* **Dataset**
══════════════════════════════

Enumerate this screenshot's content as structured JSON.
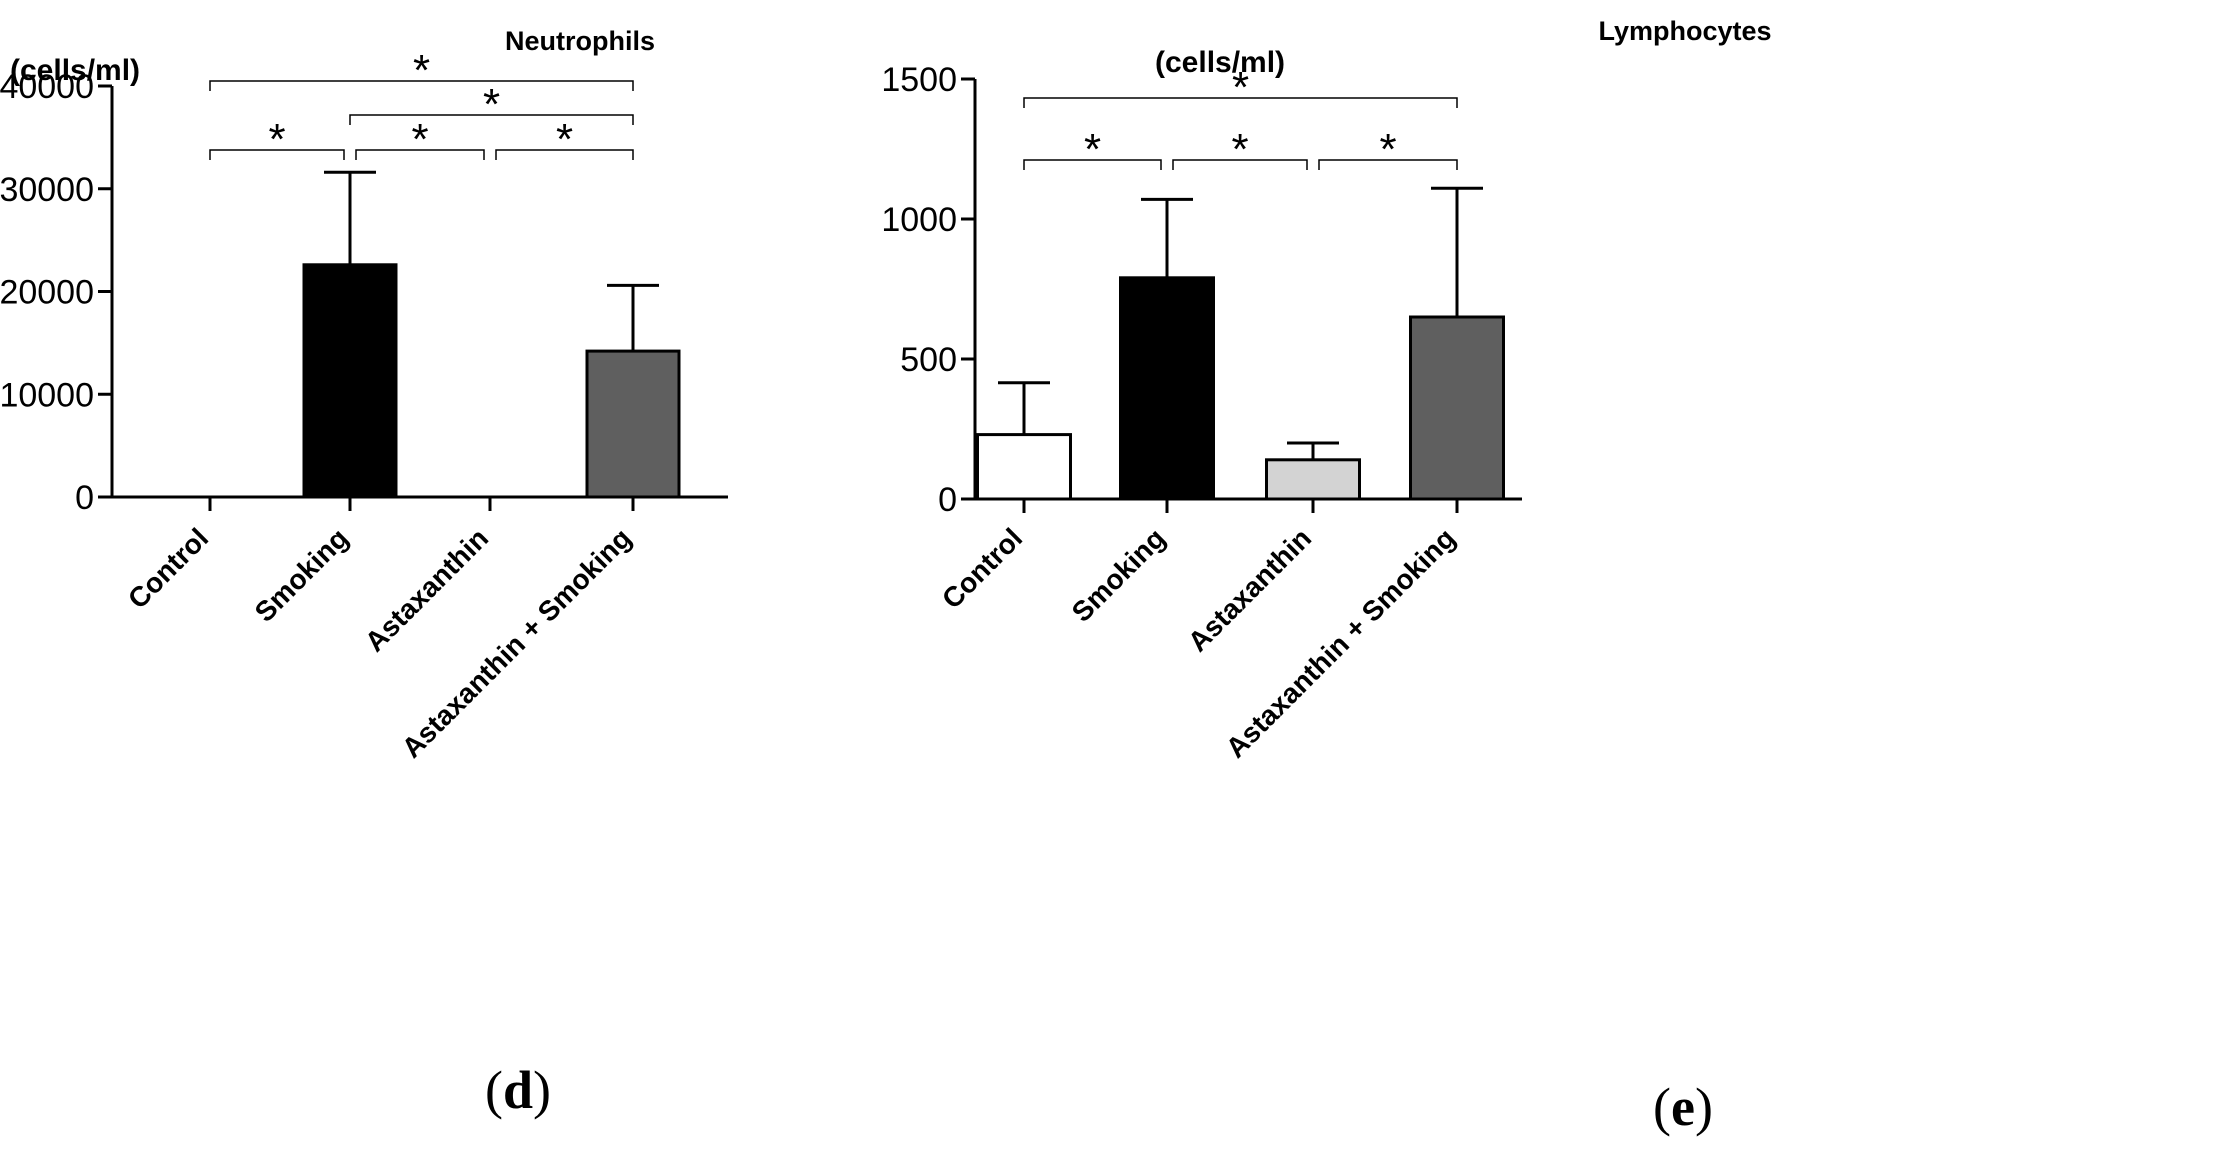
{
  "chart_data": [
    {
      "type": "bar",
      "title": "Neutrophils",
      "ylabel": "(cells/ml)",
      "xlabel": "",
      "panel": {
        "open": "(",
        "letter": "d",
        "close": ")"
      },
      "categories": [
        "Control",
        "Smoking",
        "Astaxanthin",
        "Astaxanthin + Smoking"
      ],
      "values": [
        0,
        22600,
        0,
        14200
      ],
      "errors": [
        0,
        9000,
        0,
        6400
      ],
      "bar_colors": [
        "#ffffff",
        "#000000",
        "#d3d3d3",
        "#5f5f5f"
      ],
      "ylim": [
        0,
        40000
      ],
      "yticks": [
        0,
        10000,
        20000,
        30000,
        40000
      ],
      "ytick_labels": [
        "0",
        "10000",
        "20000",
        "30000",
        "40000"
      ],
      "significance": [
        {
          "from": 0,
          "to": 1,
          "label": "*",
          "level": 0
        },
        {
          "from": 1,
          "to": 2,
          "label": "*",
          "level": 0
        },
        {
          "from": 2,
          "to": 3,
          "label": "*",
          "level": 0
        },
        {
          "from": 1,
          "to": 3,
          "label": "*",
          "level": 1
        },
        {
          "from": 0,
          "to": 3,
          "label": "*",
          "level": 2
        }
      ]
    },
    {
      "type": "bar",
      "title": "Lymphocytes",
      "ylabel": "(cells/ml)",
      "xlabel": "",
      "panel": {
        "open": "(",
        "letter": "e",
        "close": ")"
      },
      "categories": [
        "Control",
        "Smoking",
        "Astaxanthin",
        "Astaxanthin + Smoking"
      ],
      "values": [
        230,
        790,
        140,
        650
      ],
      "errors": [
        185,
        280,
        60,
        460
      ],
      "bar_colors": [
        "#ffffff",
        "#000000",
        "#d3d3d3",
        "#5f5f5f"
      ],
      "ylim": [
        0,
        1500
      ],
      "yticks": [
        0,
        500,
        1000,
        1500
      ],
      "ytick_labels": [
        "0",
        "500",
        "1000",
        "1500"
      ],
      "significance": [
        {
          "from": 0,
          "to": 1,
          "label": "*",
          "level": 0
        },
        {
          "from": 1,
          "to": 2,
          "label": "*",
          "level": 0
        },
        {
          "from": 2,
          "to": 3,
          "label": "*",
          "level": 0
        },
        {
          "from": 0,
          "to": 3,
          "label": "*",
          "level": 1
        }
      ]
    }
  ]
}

══════════════════════════════

* **Work to be completed**
Omitting all images, retype each line of the records precisely.

* **Task response**
Enumerate this screenshot's content as structured JSON.
{
  "chart_data": [
    {
      "type": "bar",
      "title": "Neutrophils",
      "ylabel": "(cells/ml)",
      "xlabel": "",
      "panel": {
        "open": "(",
        "letter": "d",
        "close": ")"
      },
      "categories": [
        "Control",
        "Smoking",
        "Astaxanthin",
        "Astaxanthin + Smoking"
      ],
      "values": [
        0,
        22600,
        0,
        14200
      ],
      "errors": [
        0,
        9000,
        0,
        6400
      ],
      "bar_colors": [
        "#ffffff",
        "#000000",
        "#d3d3d3",
        "#5f5f5f"
      ],
      "ylim": [
        0,
        40000
      ],
      "yticks": [
        0,
        10000,
        20000,
        30000,
        40000
      ],
      "ytick_labels": [
        "0",
        "10000",
        "20000",
        "30000",
        "40000"
      ],
      "significance": [
        {
          "from": 0,
          "to": 1,
          "label": "*",
          "level": 0
        },
        {
          "from": 1,
          "to": 2,
          "label": "*",
          "level": 0
        },
        {
          "from": 2,
          "to": 3,
          "label": "*",
          "level": 0
        },
        {
          "from": 1,
          "to": 3,
          "label": "*",
          "level": 1
        },
        {
          "from": 0,
          "to": 3,
          "label": "*",
          "level": 2
        }
      ]
    },
    {
      "type": "bar",
      "title": "Lymphocytes",
      "ylabel": "(cells/ml)",
      "xlabel": "",
      "panel": {
        "open": "(",
        "letter": "e",
        "close": ")"
      },
      "categories": [
        "Control",
        "Smoking",
        "Astaxanthin",
        "Astaxanthin + Smoking"
      ],
      "values": [
        230,
        790,
        140,
        650
      ],
      "errors": [
        185,
        280,
        60,
        460
      ],
      "bar_colors": [
        "#ffffff",
        "#000000",
        "#d3d3d3",
        "#5f5f5f"
      ],
      "ylim": [
        0,
        1500
      ],
      "yticks": [
        0,
        500,
        1000,
        1500
      ],
      "ytick_labels": [
        "0",
        "500",
        "1000",
        "1500"
      ],
      "significance": [
        {
          "from": 0,
          "to": 1,
          "label": "*",
          "level": 0
        },
        {
          "from": 1,
          "to": 2,
          "label": "*",
          "level": 0
        },
        {
          "from": 2,
          "to": 3,
          "label": "*",
          "level": 0
        },
        {
          "from": 0,
          "to": 3,
          "label": "*",
          "level": 1
        }
      ]
    }
  ]
}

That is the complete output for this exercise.